→ **PASSAGE PROVIDED**:
Tool: mp_seq

Overview

The mp_seq tool provides an interface to generate stressmarks that execute sequences that combine the instructions provided in a certain way to comply the requirements provided. Sequence stressmarks are loops with a particular sequence repeated several times. They are ideal to perform core characterizations during the first steps of the maximum power generation process (i.e. find the sequence that maximizes the power consumption of the cores). Users can control the level of instruction-level parallelism and the loop size via configurable parameters.

Basic usage

> mp_seq -T TARGET -D OUTPUT_DIR -ig group1 group2

where:

Flag/Argument	Description
`-ig groups`, `--instruction-groups groups`	Comma separated list of instruction candidates per group. E.g. -ins ins1,ins2 ins3,ins4. Defines two groups of instruction candidates: group 1: ins1,ins2 and group 2: ins3,ins4.
`-T TARGET`, `--target TARGET`	Target definition string. Check: Command line target definition scheme.
`-D OUTPUT_DIR`, `--seq-output-dir OUTPUTDIR`	Output directory.

There are other parameters to tune the code being generated. Check the rest of this document for details. The example section provides a very detailed use case scenario that uses all the parameters.

Full usage

mp_seq.py: INFO: Processing input arguments...

→ **TO DO**:
1. Using the mp_seq documentation, explain in one to three sentences why sequence stressmarks suit the first steps of the maximum power generation process.
2. According to the mp_seq documentation, which two aspects of the generated code can users control through configurable parameters?
3. List every command-line flag described in the table of the mp_seq documentation, giving each short form with its long form.

→ **DATASET CONTENT**:

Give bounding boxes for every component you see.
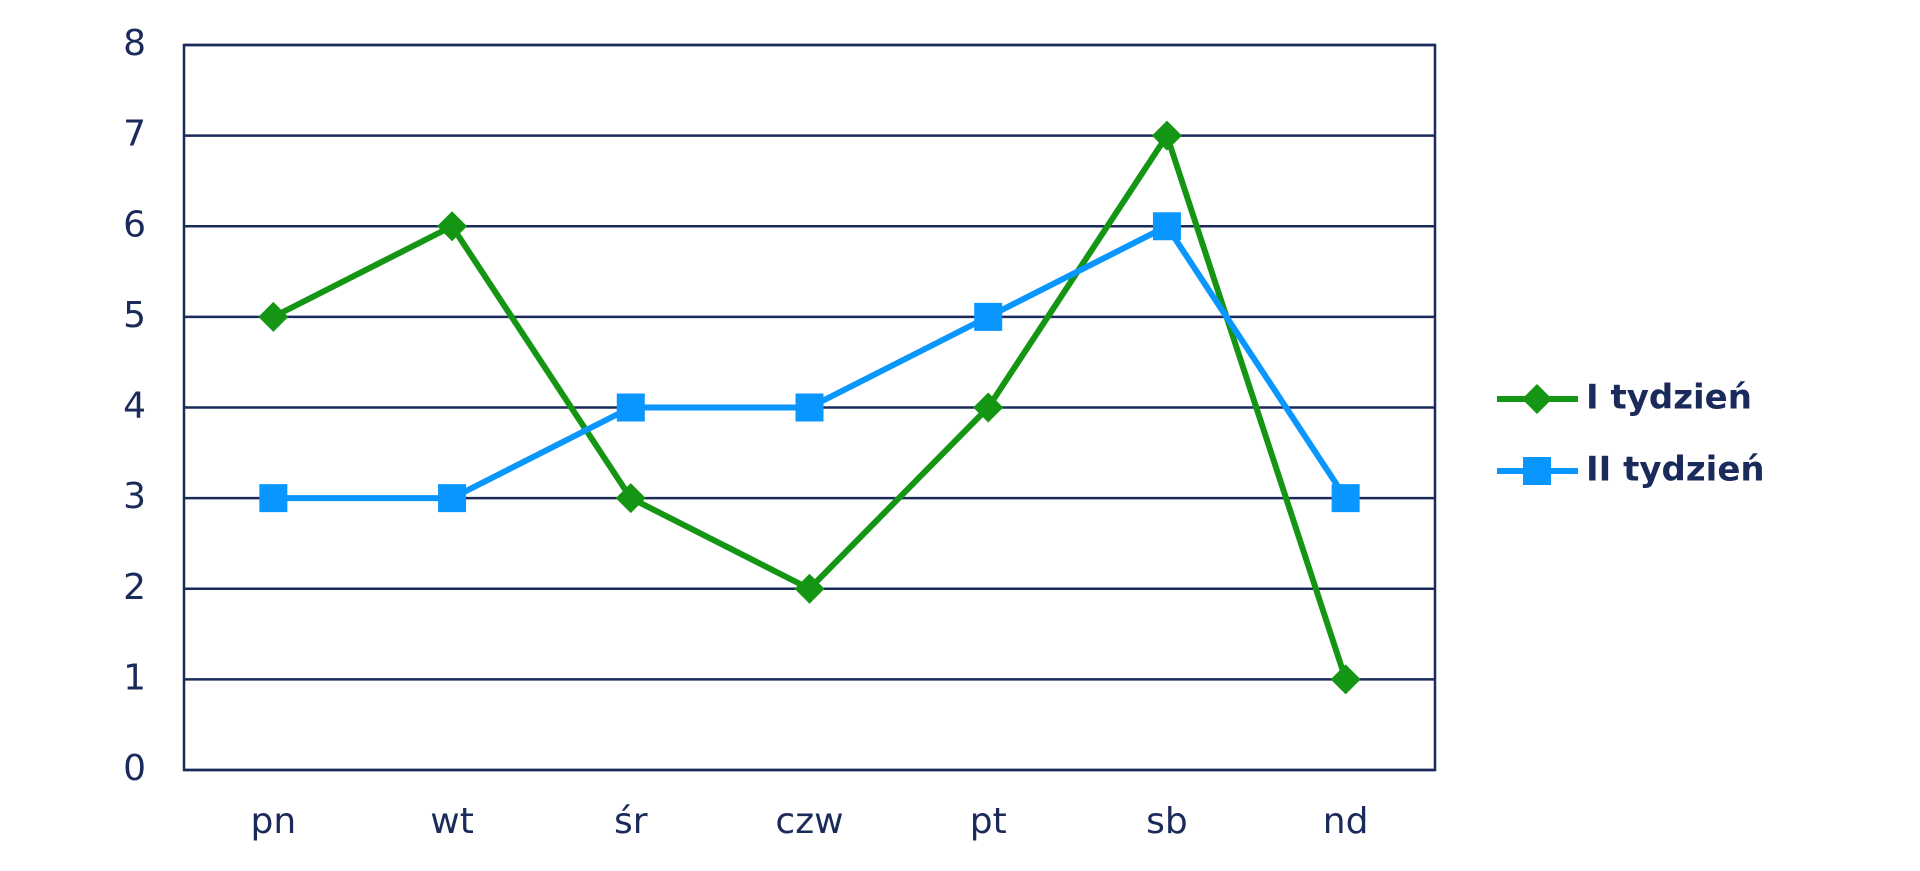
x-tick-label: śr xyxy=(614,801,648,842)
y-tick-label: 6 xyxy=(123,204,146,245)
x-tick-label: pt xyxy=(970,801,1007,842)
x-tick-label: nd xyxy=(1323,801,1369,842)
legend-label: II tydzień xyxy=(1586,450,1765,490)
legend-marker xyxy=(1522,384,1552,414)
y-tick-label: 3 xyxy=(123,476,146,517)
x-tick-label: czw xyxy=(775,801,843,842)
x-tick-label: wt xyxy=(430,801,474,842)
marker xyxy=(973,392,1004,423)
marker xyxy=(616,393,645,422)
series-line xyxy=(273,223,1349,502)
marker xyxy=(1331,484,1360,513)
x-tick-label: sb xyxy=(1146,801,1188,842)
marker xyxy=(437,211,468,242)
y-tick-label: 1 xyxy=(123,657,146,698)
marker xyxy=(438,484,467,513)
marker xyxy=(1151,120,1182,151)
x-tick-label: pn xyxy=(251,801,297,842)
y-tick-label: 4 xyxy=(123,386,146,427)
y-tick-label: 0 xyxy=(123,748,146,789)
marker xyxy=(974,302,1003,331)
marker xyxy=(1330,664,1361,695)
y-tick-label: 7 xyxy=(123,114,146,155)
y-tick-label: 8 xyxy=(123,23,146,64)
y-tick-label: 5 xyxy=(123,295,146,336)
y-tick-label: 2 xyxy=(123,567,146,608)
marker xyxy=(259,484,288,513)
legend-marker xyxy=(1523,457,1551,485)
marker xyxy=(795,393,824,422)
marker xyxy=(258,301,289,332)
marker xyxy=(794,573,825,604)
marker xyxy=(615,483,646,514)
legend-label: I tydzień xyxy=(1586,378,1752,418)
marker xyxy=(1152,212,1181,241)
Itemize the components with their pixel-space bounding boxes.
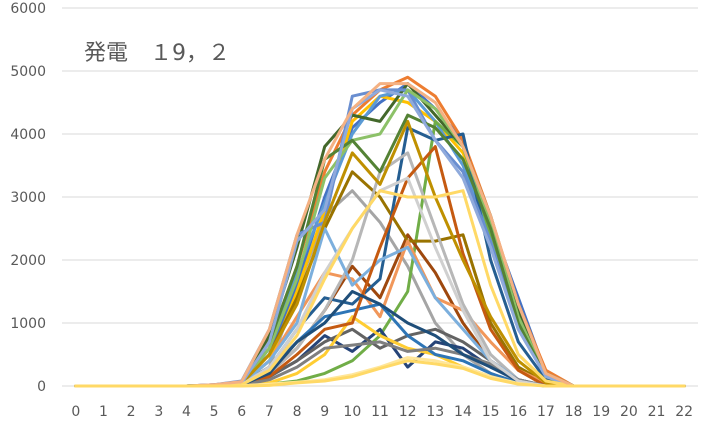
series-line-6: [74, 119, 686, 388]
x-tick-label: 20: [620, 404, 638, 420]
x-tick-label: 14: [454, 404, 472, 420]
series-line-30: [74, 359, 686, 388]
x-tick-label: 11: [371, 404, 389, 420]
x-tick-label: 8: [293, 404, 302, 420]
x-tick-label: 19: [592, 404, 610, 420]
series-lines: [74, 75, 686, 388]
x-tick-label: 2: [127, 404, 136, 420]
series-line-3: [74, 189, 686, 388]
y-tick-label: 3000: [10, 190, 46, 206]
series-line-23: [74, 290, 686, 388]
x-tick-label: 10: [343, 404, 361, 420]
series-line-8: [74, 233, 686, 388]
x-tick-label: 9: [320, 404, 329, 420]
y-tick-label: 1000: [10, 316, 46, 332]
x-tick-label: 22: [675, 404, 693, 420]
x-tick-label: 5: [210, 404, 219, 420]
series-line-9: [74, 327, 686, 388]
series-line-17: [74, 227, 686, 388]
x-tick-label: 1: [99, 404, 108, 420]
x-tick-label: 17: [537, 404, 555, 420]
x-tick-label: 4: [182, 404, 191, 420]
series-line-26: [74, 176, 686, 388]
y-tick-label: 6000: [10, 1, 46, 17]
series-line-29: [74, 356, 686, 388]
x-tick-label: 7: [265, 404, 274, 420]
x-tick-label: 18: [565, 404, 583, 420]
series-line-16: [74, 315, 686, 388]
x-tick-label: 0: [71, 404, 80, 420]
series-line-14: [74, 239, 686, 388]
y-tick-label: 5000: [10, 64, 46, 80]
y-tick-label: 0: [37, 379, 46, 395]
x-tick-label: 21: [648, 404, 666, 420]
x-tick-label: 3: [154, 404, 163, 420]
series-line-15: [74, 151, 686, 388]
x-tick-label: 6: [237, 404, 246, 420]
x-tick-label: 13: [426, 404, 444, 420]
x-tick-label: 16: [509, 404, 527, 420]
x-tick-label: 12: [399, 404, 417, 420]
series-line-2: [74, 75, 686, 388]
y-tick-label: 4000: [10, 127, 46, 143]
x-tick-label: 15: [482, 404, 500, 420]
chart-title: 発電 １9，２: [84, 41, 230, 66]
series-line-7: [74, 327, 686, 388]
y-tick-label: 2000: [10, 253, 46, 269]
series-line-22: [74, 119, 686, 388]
...
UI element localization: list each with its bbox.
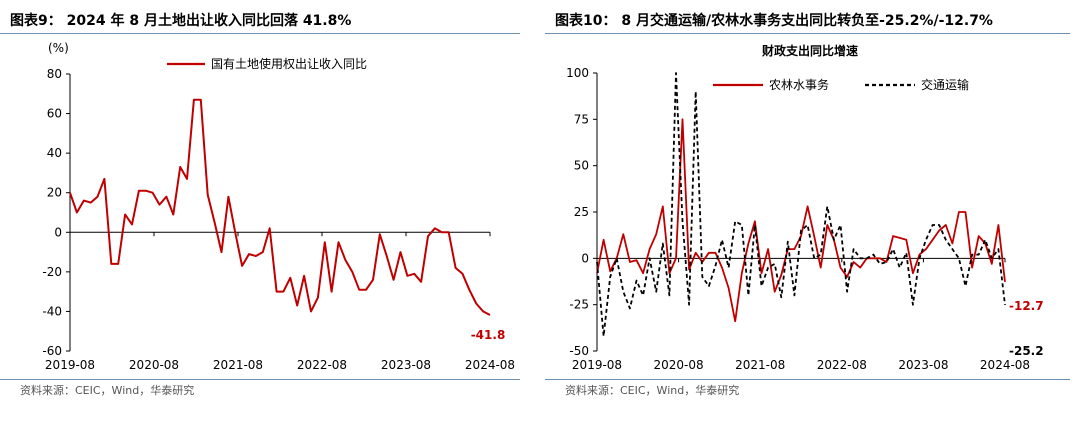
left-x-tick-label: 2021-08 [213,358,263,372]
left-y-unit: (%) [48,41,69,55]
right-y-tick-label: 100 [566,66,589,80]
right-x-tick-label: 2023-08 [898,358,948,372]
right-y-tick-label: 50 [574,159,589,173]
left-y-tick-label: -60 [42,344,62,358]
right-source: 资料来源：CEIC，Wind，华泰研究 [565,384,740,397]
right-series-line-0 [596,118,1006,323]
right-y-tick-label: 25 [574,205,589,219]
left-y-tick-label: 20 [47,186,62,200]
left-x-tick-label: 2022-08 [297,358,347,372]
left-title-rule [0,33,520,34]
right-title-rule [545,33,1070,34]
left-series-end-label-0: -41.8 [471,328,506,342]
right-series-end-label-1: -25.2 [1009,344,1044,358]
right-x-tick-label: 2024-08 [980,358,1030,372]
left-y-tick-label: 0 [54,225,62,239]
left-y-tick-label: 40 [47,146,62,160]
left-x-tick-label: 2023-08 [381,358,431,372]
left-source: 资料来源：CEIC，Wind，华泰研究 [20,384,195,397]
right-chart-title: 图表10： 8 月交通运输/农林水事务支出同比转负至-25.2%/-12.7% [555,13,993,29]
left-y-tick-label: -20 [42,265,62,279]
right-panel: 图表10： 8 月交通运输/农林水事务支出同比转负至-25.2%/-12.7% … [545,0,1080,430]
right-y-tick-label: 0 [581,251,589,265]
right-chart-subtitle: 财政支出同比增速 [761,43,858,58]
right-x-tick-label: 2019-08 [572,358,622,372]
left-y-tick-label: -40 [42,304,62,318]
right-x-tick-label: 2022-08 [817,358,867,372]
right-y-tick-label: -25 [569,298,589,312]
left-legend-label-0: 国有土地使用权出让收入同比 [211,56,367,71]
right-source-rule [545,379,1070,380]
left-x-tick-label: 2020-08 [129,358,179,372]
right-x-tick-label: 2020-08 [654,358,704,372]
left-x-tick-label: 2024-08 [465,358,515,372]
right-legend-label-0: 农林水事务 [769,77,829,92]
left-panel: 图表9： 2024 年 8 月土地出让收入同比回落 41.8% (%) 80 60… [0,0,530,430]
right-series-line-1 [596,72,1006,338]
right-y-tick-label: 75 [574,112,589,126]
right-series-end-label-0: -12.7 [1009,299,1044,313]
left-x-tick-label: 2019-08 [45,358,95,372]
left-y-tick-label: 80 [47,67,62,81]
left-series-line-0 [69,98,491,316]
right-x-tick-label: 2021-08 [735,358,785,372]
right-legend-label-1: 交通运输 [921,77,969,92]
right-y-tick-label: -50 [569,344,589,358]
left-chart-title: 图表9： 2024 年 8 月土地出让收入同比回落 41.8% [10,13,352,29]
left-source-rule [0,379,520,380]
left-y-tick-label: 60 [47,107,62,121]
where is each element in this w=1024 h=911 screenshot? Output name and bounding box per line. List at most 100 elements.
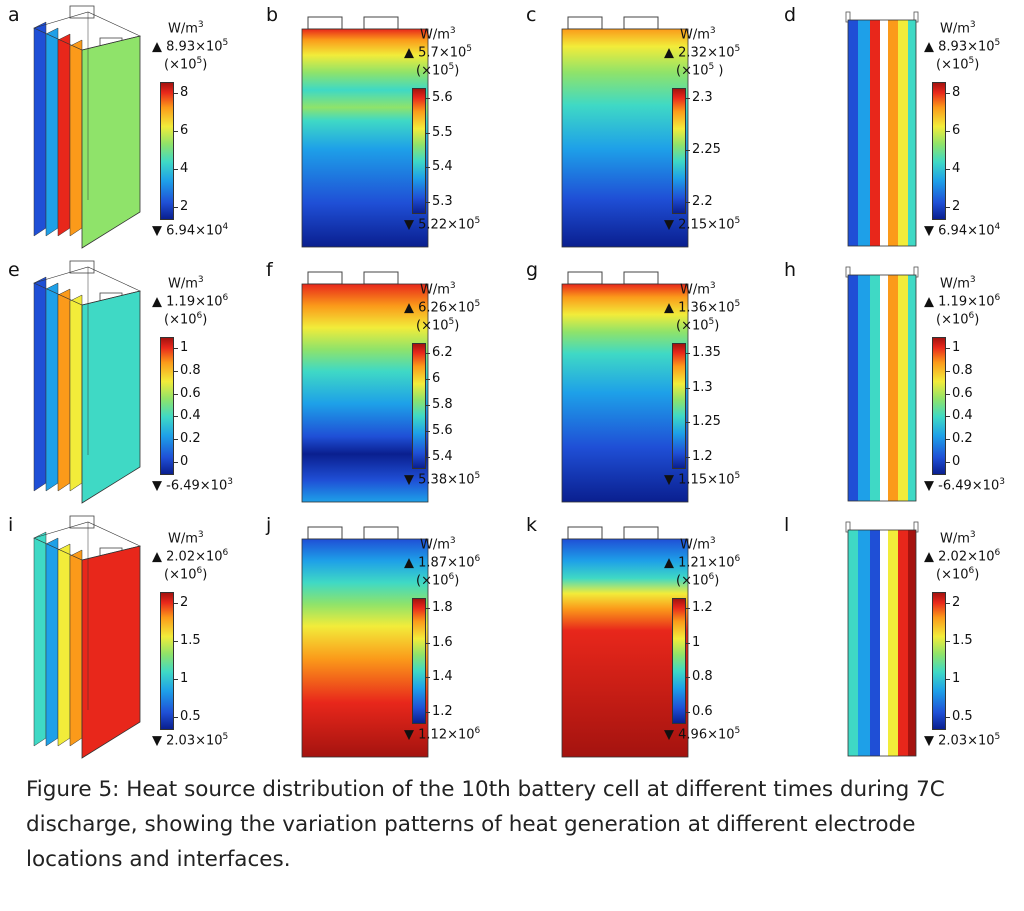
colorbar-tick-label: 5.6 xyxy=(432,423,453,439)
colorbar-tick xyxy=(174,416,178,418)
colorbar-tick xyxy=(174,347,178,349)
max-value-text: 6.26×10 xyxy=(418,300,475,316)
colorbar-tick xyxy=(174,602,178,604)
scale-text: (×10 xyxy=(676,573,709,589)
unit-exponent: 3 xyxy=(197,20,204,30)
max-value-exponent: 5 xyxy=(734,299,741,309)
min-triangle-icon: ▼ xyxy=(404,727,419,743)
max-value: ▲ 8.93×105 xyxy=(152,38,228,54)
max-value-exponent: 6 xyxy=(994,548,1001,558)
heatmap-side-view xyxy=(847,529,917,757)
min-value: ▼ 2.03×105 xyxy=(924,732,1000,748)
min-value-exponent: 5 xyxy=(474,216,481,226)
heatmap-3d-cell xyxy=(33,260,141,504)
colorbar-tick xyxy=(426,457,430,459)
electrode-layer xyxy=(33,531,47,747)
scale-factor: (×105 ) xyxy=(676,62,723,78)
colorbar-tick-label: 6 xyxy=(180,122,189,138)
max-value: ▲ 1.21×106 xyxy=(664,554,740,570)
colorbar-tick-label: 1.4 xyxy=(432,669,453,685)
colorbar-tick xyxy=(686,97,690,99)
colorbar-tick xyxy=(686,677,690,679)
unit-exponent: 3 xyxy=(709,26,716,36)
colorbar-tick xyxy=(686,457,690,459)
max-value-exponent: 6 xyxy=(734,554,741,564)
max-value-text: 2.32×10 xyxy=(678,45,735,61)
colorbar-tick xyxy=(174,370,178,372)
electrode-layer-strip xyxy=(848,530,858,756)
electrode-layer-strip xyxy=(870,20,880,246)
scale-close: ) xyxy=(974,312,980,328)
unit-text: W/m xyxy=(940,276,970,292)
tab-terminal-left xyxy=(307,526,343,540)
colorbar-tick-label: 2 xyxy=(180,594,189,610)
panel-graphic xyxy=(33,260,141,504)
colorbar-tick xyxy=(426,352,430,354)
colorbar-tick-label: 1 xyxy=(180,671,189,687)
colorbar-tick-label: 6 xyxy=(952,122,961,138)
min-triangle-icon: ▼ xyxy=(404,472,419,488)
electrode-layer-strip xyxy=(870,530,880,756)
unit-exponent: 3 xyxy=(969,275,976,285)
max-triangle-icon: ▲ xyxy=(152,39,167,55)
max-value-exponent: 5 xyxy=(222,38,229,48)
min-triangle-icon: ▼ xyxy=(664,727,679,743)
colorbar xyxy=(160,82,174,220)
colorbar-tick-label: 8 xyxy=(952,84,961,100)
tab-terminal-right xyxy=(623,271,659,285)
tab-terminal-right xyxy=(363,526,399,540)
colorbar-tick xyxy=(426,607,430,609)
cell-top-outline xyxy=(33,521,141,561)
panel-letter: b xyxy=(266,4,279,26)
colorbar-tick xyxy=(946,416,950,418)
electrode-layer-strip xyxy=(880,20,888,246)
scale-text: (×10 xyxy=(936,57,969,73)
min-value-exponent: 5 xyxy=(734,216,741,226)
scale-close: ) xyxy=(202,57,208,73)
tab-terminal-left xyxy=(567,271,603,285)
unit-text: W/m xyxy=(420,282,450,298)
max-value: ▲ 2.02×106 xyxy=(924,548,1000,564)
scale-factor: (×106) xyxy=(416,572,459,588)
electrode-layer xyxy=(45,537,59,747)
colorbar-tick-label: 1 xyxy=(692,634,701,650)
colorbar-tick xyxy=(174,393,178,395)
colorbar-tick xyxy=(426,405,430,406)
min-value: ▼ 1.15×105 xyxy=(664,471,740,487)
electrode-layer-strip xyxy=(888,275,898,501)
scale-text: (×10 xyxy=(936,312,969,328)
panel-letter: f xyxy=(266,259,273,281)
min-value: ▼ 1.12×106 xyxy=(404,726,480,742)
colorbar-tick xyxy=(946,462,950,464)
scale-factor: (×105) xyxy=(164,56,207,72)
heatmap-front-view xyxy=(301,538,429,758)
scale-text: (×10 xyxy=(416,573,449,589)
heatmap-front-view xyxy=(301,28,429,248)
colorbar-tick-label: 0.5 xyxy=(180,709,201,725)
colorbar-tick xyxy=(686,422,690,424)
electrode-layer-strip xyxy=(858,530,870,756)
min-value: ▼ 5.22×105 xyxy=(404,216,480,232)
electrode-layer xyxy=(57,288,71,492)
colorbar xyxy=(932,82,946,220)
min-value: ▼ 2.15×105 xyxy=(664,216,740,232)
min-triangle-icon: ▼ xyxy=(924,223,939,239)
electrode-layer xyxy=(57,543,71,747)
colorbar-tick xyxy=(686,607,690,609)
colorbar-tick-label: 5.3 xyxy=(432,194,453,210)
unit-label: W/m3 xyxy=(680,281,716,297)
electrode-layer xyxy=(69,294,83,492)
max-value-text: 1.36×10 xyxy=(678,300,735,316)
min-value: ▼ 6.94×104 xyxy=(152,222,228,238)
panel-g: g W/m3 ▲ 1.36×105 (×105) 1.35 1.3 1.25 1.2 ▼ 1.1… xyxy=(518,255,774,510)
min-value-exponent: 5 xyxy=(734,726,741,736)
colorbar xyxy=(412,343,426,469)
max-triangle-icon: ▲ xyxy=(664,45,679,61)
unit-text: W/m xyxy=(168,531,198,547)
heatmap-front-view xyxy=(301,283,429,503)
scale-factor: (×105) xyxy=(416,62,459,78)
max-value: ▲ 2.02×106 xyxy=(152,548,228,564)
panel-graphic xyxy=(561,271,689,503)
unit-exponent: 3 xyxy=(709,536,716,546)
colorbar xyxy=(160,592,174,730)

→ **RESPONSES TO THE TASKS**:
1. Sequence stressmarks are loops that repeat one particular sequence several times. This makes them well suited to core characterization, which in the first steps of the maximum power generation process means finding the sequence that maximizes the power consumption of the cores.

2. The level of instruction-level parallelism and the loop size.

3.
- `-ig` / `--instruction-groups`
- `-T` / `--target`
- `-D` / `--seq-output-dir`